## What is needed
Copy the records below word for word, from their first line through the line containing "y-axis-tick-label: 90.0 <box>62", and include both of those lines.

• • • • • • •

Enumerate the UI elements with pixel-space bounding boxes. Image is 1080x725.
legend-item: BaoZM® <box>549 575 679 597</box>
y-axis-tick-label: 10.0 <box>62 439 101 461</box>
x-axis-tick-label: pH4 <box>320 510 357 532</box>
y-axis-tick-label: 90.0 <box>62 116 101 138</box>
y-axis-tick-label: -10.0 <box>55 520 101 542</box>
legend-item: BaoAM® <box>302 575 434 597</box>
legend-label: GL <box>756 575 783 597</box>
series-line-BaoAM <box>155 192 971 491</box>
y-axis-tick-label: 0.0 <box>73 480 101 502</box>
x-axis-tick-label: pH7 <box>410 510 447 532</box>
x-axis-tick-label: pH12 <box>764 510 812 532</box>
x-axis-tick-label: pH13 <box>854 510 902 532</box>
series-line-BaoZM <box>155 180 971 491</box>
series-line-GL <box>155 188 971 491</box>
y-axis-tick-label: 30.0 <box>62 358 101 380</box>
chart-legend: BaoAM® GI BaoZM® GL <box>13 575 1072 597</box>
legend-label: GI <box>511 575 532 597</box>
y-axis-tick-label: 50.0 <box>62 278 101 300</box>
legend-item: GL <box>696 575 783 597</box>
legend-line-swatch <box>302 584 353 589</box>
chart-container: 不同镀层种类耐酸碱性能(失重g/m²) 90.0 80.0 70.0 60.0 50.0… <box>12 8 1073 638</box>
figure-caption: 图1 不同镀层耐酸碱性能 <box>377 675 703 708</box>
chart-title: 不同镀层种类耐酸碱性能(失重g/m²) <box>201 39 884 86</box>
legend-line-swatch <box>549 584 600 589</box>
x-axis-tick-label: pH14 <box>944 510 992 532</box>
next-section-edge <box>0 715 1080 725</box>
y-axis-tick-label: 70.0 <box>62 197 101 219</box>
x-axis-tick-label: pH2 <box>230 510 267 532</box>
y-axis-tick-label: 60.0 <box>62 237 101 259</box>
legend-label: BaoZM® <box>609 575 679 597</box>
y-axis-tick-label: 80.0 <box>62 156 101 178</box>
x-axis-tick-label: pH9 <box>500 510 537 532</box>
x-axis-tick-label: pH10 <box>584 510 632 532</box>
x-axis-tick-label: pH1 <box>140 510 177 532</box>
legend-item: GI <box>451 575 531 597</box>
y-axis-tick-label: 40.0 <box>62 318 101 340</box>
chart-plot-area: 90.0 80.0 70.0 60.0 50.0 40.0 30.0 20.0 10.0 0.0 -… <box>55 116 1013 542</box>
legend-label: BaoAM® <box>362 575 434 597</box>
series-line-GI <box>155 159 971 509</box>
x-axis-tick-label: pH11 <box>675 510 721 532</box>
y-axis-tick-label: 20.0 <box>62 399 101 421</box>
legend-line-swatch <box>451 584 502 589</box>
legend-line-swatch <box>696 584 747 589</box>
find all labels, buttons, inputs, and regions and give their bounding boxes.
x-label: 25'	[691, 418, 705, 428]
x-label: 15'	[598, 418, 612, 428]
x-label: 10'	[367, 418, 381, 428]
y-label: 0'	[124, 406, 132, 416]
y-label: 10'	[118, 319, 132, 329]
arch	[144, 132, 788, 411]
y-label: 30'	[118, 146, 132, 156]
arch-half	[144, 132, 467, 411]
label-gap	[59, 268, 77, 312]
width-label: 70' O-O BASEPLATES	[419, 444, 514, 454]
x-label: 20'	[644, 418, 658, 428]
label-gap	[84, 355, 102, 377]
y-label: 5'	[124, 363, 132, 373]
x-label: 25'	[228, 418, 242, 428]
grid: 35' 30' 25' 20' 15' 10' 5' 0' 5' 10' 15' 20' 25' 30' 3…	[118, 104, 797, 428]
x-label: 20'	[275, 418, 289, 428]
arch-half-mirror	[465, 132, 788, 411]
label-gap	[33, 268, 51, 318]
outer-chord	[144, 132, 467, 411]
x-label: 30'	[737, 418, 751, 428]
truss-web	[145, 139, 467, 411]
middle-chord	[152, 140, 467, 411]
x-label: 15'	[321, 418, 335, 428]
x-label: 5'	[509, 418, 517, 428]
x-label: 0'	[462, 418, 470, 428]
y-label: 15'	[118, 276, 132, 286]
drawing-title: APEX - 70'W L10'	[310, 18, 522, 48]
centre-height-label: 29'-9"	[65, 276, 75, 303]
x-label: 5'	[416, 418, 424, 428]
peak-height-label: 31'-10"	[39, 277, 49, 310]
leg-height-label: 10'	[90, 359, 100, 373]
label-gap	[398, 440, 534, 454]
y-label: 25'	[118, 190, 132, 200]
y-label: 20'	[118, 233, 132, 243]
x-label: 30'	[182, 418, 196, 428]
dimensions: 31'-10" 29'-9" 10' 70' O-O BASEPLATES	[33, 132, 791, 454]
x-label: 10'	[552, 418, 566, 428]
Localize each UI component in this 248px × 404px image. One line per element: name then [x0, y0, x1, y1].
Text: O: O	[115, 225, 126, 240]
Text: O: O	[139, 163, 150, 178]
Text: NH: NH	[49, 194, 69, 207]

• • • • • • •

## Solution to this exercise
Enumerate the UI elements with pixel-space bounding boxes. Image is 1080x725.
legend-item: BaoZM® <box>549 575 679 597</box>
y-axis-tick-label: 10.0 <box>62 439 101 461</box>
x-axis-tick-label: pH4 <box>320 510 357 532</box>
y-axis-tick-label: 90.0 <box>62 116 101 138</box>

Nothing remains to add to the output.